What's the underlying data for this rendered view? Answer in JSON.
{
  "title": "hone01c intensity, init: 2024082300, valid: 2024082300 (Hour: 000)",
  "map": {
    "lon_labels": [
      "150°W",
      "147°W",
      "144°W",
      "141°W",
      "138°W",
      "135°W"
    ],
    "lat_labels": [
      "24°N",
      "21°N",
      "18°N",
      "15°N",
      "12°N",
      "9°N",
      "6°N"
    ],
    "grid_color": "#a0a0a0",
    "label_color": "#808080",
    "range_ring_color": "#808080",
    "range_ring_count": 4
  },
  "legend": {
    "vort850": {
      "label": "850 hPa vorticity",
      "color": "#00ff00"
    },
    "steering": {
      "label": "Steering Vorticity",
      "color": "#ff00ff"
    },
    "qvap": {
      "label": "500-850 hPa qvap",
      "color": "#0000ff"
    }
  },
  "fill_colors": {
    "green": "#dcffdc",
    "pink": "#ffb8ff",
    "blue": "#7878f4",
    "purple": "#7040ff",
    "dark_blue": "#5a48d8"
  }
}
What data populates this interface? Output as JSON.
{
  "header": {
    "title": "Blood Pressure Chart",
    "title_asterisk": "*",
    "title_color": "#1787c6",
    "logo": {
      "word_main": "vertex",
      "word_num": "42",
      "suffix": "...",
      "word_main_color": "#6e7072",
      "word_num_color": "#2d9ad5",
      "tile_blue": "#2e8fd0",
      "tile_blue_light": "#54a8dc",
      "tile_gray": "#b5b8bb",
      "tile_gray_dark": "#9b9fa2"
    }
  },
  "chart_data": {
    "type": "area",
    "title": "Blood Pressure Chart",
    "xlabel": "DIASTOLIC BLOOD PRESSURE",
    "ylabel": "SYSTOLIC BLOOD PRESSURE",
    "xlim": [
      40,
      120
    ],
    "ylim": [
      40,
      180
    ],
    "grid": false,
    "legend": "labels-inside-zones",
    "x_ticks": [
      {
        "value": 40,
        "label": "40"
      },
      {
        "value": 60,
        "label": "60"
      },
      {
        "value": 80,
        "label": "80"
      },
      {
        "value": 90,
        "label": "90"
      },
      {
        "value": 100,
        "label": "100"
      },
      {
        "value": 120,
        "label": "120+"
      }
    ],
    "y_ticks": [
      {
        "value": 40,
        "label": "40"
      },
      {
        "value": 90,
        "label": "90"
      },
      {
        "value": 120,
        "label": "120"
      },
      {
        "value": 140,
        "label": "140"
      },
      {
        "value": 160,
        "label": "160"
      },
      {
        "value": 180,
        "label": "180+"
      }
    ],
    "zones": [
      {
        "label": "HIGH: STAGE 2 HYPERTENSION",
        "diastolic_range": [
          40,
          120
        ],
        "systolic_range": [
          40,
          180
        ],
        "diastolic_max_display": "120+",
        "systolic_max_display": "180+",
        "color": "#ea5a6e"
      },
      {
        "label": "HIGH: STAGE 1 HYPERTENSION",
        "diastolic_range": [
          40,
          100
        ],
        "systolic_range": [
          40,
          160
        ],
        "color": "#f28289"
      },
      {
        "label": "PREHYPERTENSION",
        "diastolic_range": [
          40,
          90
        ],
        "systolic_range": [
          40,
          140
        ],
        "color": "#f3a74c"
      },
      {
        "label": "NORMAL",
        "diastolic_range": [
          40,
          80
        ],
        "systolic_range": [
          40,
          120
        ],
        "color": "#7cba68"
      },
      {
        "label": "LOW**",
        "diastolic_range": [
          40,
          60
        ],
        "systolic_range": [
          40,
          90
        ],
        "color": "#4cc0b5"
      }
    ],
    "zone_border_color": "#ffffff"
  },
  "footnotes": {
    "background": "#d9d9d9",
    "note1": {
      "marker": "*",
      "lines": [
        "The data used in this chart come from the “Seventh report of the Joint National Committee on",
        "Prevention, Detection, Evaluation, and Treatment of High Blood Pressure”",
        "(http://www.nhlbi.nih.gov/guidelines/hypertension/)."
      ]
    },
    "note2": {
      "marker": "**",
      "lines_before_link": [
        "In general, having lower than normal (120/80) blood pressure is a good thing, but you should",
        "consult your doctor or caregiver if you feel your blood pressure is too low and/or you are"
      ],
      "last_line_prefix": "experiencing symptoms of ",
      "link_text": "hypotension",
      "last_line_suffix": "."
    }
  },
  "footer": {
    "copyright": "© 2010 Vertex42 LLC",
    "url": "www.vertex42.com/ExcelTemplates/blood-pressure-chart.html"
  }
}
────────
_Prompt_:
Transcribe the data above in full, exactly.

_Solution to this exercise_:
What's the underlying data for this rendered view? Answer in JSON.
{
  "title": "hone01c intensity, init: 2024082300, valid: 2024082300 (Hour: 000)",
  "map": {
    "lon_labels": [
      "150°W",
      "147°W",
      "144°W",
      "141°W",
      "138°W",
      "135°W"
    ],
    "lat_labels": [
      "24°N",
      "21°N",
      "18°N",
      "15°N",
      "12°N",
      "9°N",
      "6°N"
    ],
    "grid_color": "#a0a0a0",
    "label_color": "#808080",
    "range_ring_color": "#808080",
    "range_ring_count": 4
  },
  "legend": {
    "vort850": {
      "label": "850 hPa vorticity",
      "color": "#00ff00"
    },
    "steering": {
      "label": "Steering Vorticity",
      "color": "#ff00ff"
    },
    "qvap": {
      "label": "500-850 hPa qvap",
      "color": "#0000ff"
    }
  },
  "fill_colors": {
    "green": "#dcffdc",
    "pink": "#ffb8ff",
    "blue": "#7878f4",
    "purple": "#7040ff",
    "dark_blue": "#5a48d8"
  }
}
What data populates this interface? Output as JSON.
{
  "header": {
    "title": "Blood Pressure Chart",
    "title_asterisk": "*",
    "title_color": "#1787c6",
    "logo": {
      "word_main": "vertex",
      "word_num": "42",
      "suffix": "...",
      "word_main_color": "#6e7072",
      "word_num_color": "#2d9ad5",
      "tile_blue": "#2e8fd0",
      "tile_blue_light": "#54a8dc",
      "tile_gray": "#b5b8bb",
      "tile_gray_dark": "#9b9fa2"
    }
  },
  "chart_data": {
    "type": "area",
    "title": "Blood Pressure Chart",
    "xlabel": "DIASTOLIC BLOOD PRESSURE",
    "ylabel": "SYSTOLIC BLOOD PRESSURE",
    "xlim": [
      40,
      120
    ],
    "ylim": [
      40,
      180
    ],
    "grid": false,
    "legend": "labels-inside-zones",
    "x_ticks": [
      {
        "value": 40,
        "label": "40"
      },
      {
        "value": 60,
        "label": "60"
      },
      {
        "value": 80,
        "label": "80"
      },
      {
        "value": 90,
        "label": "90"
      },
      {
        "value": 100,
        "label": "100"
      },
      {
        "value": 120,
        "label": "120+"
      }
    ],
    "y_ticks": [
      {
        "value": 40,
        "label": "40"
      },
      {
        "value": 90,
        "label": "90"
      },
      {
        "value": 120,
        "label": "120"
      },
      {
        "value": 140,
        "label": "140"
      },
      {
        "value": 160,
        "label": "160"
      },
      {
        "value": 180,
        "label": "180+"
      }
    ],
    "zones": [
      {
        "label": "HIGH: STAGE 2 HYPERTENSION",
        "diastolic_range": [
          40,
          120
        ],
        "systolic_range": [
          40,
          180
        ],
        "diastolic_max_display": "120+",
        "systolic_max_display": "180+",
        "color": "#ea5a6e"
      },
      {
        "label": "HIGH: STAGE 1 HYPERTENSION",
        "diastolic_range": [
          40,
          100
        ],
        "systolic_range": [
          40,
          160
        ],
        "color": "#f28289"
      },
      {
        "label": "PREHYPERTENSION",
        "diastolic_range": [
          40,
          90
        ],
        "systolic_range": [
          40,
          140
        ],
        "color": "#f3a74c"
      },
      {
        "label": "NORMAL",
        "diastolic_range": [
          40,
          80
        ],
        "systolic_range": [
          40,
          120
        ],
        "color": "#7cba68"
      },
      {
        "label": "LOW**",
        "diastolic_range": [
          40,
          60
        ],
        "systolic_range": [
          40,
          90
        ],
        "color": "#4cc0b5"
      }
    ],
    "zone_border_color": "#ffffff"
  },
  "footnotes": {
    "background": "#d9d9d9",
    "note1": {
      "marker": "*",
      "lines": [
        "The data used in this chart come from the “Seventh report of the Joint National Committee on",
        "Prevention, Detection, Evaluation, and Treatment of High Blood Pressure”",
        "(http://www.nhlbi.nih.gov/guidelines/hypertension/)."
      ]
    },
    "note2": {
      "marker": "**",
      "lines_before_link": [
        "In general, having lower than normal (120/80) blood pressure is a good thing, but you should",
        "consult your doctor or caregiver if you feel your blood pressure is too low and/or you are"
      ],
      "last_line_prefix": "experiencing symptoms of ",
      "link_text": "hypotension",
      "last_line_suffix": "."
    }
  },
  "footer": {
    "copyright": "© 2010 Vertex42 LLC",
    "url": "www.vertex42.com/ExcelTemplates/blood-pressure-chart.html"
  }
}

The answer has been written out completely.